• **RECORDS SHOWN**:

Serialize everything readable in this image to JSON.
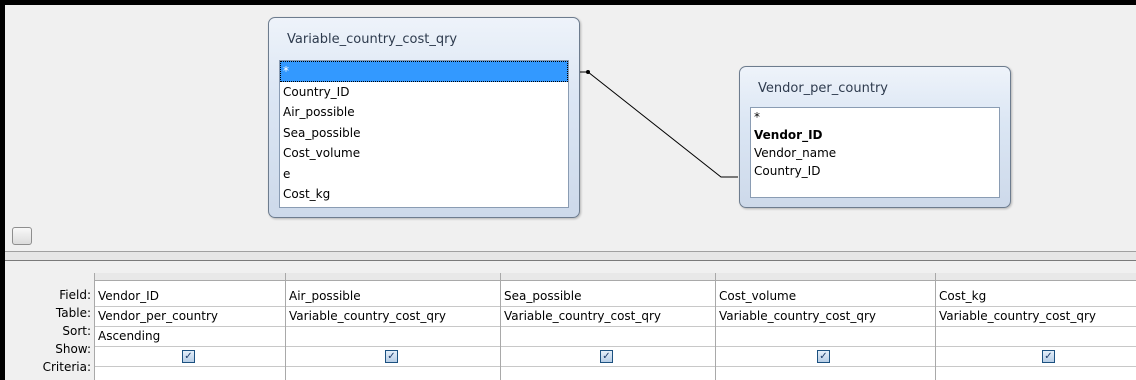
{
  "design": {
    "tables": [
      {
        "title": "Variable_country_cost_qry",
        "fields": [
          "*",
          "Country_ID",
          "Air_possible",
          "Sea_possible",
          "Cost_volume",
          "e",
          "Cost_kg"
        ]
      },
      {
        "title": "Vendor_per_country",
        "fields": [
          "*",
          "Vendor_ID",
          "Vendor_name",
          "Country_ID"
        ]
      }
    ]
  },
  "grid": {
    "row_labels": {
      "field": "Field:",
      "table": "Table:",
      "sort": "Sort:",
      "show": "Show:",
      "criteria": "Criteria:"
    },
    "columns": [
      {
        "field": "Vendor_ID",
        "table": "Vendor_per_country",
        "sort": "Ascending",
        "show": true
      },
      {
        "field": "Air_possible",
        "table": "Variable_country_cost_qry",
        "sort": "",
        "show": true
      },
      {
        "field": "Sea_possible",
        "table": "Variable_country_cost_qry",
        "sort": "",
        "show": true
      },
      {
        "field": "Cost_volume",
        "table": "Variable_country_cost_qry",
        "sort": "",
        "show": true
      },
      {
        "field": "Cost_kg",
        "table": "Variable_country_cost_qry",
        "sort": "",
        "show": true
      }
    ]
  }
}
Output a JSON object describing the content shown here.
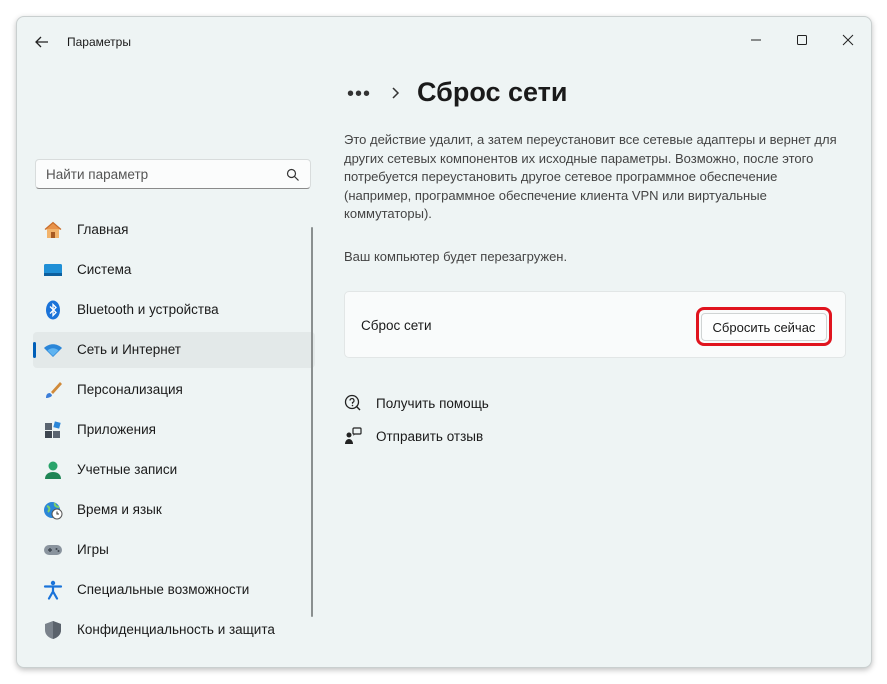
{
  "window": {
    "title": "Параметры",
    "controls": [
      "minimize-icon",
      "maximize-icon",
      "close-icon"
    ]
  },
  "search": {
    "placeholder": "Найти параметр",
    "icon": "search-icon"
  },
  "sidebar": {
    "items": [
      {
        "label": "Главная",
        "icon": "home-icon"
      },
      {
        "label": "Система",
        "icon": "monitor-icon"
      },
      {
        "label": "Bluetooth и устройства",
        "icon": "bluetooth-icon"
      },
      {
        "label": "Сеть и Интернет",
        "icon": "wifi-icon",
        "active": true
      },
      {
        "label": "Персонализация",
        "icon": "brush-icon"
      },
      {
        "label": "Приложения",
        "icon": "apps-icon"
      },
      {
        "label": "Учетные записи",
        "icon": "account-icon"
      },
      {
        "label": "Время и язык",
        "icon": "globe-clock-icon"
      },
      {
        "label": "Игры",
        "icon": "gamepad-icon"
      },
      {
        "label": "Специальные возможности",
        "icon": "accessibility-icon"
      },
      {
        "label": "Конфиденциальность и защита",
        "icon": "shield-icon"
      }
    ]
  },
  "main": {
    "breadcrumb_more": "•••",
    "title": "Сброс сети",
    "description": "Это действие удалит, а затем переустановит все сетевые адаптеры и вернет для других сетевых компонентов их исходные параметры. Возможно, после этого потребуется переустановить другое сетевое программное обеспечение (например, программное обеспечение клиента VPN или виртуальные коммутаторы).",
    "restart_note": "Ваш компьютер будет перезагружен.",
    "card": {
      "label": "Сброс сети",
      "button": "Сбросить сейчас"
    },
    "links": {
      "help": "Получить помощь",
      "feedback": "Отправить отзыв"
    }
  },
  "colors": {
    "accent": "#005fb8",
    "highlight": "#e0141e",
    "window_bg": "#eef4f4"
  }
}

• **THE REQUEST**:
Transcribe each line above verbatim, with the pictures left out.

• **CORRECT RESPONSE**:
Serialize everything readable in this image to JSON.
{
  "design": {
    "tables": [
      {
        "title": "Variable_country_cost_qry",
        "fields": [
          "*",
          "Country_ID",
          "Air_possible",
          "Sea_possible",
          "Cost_volume",
          "e",
          "Cost_kg"
        ]
      },
      {
        "title": "Vendor_per_country",
        "fields": [
          "*",
          "Vendor_ID",
          "Vendor_name",
          "Country_ID"
        ]
      }
    ]
  },
  "grid": {
    "row_labels": {
      "field": "Field:",
      "table": "Table:",
      "sort": "Sort:",
      "show": "Show:",
      "criteria": "Criteria:"
    },
    "columns": [
      {
        "field": "Vendor_ID",
        "table": "Vendor_per_country",
        "sort": "Ascending",
        "show": true
      },
      {
        "field": "Air_possible",
        "table": "Variable_country_cost_qry",
        "sort": "",
        "show": true
      },
      {
        "field": "Sea_possible",
        "table": "Variable_country_cost_qry",
        "sort": "",
        "show": true
      },
      {
        "field": "Cost_volume",
        "table": "Variable_country_cost_qry",
        "sort": "",
        "show": true
      },
      {
        "field": "Cost_kg",
        "table": "Variable_country_cost_qry",
        "sort": "",
        "show": true
      }
    ]
  }
}
Output a JSON object describing the content shown here.
{
  "window": {
    "title": "Параметры",
    "controls": [
      "minimize-icon",
      "maximize-icon",
      "close-icon"
    ]
  },
  "search": {
    "placeholder": "Найти параметр",
    "icon": "search-icon"
  },
  "sidebar": {
    "items": [
      {
        "label": "Главная",
        "icon": "home-icon"
      },
      {
        "label": "Система",
        "icon": "monitor-icon"
      },
      {
        "label": "Bluetooth и устройства",
        "icon": "bluetooth-icon"
      },
      {
        "label": "Сеть и Интернет",
        "icon": "wifi-icon",
        "active": true
      },
      {
        "label": "Персонализация",
        "icon": "brush-icon"
      },
      {
        "label": "Приложения",
        "icon": "apps-icon"
      },
      {
        "label": "Учетные записи",
        "icon": "account-icon"
      },
      {
        "label": "Время и язык",
        "icon": "globe-clock-icon"
      },
      {
        "label": "Игры",
        "icon": "gamepad-icon"
      },
      {
        "label": "Специальные возможности",
        "icon": "accessibility-icon"
      },
      {
        "label": "Конфиденциальность и защита",
        "icon": "shield-icon"
      }
    ]
  },
  "main": {
    "breadcrumb_more": "•••",
    "title": "Сброс сети",
    "description": "Это действие удалит, а затем переустановит все сетевые адаптеры и вернет для других сетевых компонентов их исходные параметры. Возможно, после этого потребуется переустановить другое сетевое программное обеспечение (например, программное обеспечение клиента VPN или виртуальные коммутаторы).",
    "restart_note": "Ваш компьютер будет перезагружен.",
    "card": {
      "label": "Сброс сети",
      "button": "Сбросить сейчас"
    },
    "links": {
      "help": "Получить помощь",
      "feedback": "Отправить отзыв"
    }
  },
  "colors": {
    "accent": "#005fb8",
    "highlight": "#e0141e",
    "window_bg": "#eef4f4"
  }
}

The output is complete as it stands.